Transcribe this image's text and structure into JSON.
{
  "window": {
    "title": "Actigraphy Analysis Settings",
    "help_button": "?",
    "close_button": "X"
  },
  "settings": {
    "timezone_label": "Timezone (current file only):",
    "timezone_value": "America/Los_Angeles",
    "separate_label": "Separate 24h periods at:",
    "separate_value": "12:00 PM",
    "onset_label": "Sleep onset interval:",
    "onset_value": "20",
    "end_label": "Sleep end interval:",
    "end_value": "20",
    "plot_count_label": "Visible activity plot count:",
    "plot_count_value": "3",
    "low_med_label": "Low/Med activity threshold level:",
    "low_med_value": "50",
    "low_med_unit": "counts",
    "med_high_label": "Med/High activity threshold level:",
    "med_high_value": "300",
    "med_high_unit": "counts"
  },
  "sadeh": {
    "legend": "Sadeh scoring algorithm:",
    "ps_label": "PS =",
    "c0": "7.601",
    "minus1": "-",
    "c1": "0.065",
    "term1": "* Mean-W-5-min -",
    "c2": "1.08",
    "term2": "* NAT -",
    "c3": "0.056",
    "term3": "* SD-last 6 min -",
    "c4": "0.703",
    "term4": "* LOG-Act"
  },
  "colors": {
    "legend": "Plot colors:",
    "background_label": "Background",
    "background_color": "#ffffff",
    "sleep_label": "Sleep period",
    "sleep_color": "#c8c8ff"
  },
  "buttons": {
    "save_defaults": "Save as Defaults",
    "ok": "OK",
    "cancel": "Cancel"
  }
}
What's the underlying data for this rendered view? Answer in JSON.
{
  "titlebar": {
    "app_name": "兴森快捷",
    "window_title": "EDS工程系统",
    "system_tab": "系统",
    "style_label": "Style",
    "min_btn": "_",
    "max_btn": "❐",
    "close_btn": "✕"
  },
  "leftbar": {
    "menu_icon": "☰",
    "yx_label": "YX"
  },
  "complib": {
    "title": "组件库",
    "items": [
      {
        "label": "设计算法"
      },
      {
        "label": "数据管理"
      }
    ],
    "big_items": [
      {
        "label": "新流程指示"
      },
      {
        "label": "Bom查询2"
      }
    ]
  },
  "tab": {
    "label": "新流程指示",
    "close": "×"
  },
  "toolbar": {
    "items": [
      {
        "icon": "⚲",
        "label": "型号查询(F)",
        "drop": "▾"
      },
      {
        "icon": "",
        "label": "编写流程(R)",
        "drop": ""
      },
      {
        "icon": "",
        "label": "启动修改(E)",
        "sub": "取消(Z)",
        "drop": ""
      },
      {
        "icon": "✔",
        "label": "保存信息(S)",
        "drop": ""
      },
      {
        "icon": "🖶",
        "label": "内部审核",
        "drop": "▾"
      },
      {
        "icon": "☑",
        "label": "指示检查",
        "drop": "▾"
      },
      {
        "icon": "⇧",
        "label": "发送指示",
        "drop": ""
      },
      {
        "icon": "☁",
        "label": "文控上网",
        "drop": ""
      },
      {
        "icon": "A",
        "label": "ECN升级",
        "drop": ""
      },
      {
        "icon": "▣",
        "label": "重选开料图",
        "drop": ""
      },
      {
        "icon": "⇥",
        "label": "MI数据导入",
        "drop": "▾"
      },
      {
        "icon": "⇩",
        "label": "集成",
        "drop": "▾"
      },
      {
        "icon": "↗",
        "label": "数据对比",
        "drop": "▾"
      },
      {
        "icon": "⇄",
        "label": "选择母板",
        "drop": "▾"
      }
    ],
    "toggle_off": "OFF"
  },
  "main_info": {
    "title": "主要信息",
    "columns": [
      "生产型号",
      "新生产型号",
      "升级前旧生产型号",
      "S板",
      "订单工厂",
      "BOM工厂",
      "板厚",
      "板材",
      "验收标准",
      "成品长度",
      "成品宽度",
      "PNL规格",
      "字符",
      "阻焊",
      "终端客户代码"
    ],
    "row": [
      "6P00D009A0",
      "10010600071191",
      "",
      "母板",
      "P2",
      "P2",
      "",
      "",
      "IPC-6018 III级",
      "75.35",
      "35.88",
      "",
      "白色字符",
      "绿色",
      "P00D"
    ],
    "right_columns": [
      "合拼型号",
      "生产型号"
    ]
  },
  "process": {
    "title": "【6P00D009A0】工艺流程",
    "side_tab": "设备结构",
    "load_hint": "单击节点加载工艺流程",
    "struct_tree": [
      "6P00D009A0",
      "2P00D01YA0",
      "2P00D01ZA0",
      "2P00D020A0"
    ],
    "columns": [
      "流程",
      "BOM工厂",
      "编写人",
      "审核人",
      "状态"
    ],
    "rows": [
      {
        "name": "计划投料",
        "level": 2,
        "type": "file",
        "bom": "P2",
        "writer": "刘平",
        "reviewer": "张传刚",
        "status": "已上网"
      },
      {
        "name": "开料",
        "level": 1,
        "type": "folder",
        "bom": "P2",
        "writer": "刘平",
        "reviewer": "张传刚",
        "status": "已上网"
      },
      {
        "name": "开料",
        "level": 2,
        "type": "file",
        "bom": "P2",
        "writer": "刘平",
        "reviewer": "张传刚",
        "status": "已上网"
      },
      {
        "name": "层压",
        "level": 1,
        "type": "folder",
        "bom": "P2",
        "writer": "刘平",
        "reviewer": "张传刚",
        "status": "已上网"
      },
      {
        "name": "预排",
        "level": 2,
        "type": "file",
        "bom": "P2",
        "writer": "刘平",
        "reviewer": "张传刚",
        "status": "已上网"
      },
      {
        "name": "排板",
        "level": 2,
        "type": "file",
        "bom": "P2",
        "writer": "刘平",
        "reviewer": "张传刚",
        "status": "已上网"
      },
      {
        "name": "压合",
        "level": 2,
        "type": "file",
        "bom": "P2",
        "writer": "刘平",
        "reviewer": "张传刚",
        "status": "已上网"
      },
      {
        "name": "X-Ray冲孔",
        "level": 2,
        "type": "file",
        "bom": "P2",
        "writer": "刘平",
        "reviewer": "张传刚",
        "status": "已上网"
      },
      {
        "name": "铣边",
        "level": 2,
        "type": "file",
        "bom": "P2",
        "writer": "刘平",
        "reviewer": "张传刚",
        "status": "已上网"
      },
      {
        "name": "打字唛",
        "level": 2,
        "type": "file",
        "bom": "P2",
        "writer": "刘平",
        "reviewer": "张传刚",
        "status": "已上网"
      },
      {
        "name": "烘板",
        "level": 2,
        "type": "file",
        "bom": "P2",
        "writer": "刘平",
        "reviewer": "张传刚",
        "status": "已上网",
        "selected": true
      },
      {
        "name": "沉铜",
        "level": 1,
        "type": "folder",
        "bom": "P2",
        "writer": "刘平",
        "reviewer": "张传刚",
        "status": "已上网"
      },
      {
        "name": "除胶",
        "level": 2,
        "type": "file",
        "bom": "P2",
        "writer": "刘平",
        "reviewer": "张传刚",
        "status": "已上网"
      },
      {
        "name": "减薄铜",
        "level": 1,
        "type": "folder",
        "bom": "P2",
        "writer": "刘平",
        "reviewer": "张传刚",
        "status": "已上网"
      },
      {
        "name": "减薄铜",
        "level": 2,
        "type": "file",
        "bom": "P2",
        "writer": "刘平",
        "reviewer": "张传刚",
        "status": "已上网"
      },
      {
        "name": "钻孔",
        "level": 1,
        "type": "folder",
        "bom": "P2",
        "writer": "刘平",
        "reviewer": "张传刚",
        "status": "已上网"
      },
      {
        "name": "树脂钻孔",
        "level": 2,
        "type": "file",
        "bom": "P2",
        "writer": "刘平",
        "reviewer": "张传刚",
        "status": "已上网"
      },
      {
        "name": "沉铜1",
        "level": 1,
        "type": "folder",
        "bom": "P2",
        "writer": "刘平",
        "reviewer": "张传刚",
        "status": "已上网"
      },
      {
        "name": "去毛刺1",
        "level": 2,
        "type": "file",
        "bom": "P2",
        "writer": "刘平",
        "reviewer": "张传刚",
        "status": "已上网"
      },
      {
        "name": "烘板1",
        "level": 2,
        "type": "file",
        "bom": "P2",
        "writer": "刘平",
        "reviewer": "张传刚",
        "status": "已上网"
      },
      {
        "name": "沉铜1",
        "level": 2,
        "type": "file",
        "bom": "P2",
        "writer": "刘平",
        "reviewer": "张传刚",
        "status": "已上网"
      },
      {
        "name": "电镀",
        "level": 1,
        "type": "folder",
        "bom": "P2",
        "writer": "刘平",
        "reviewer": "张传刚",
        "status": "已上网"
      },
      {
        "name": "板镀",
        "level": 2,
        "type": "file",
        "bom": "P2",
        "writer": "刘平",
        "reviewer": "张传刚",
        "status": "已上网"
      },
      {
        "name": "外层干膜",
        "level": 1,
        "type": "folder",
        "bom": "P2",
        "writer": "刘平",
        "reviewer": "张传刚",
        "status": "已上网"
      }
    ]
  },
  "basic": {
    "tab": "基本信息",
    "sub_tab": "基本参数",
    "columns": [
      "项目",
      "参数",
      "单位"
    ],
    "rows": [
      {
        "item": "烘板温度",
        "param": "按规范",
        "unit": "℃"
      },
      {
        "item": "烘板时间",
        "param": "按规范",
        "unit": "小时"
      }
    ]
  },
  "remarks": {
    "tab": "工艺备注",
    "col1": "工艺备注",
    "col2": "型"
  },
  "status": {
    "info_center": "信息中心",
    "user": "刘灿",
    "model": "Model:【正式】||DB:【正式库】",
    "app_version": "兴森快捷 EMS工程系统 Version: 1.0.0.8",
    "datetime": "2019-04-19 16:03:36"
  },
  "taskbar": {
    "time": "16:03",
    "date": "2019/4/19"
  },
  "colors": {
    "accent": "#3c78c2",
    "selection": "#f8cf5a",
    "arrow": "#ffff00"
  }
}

Exercise prompt →
Check every line of the data, and copy the ones that contain "this".

Written response →
Transcribe this image's text and structure into JSON.
What's the underlying data for this rendered view? Answer in JSON.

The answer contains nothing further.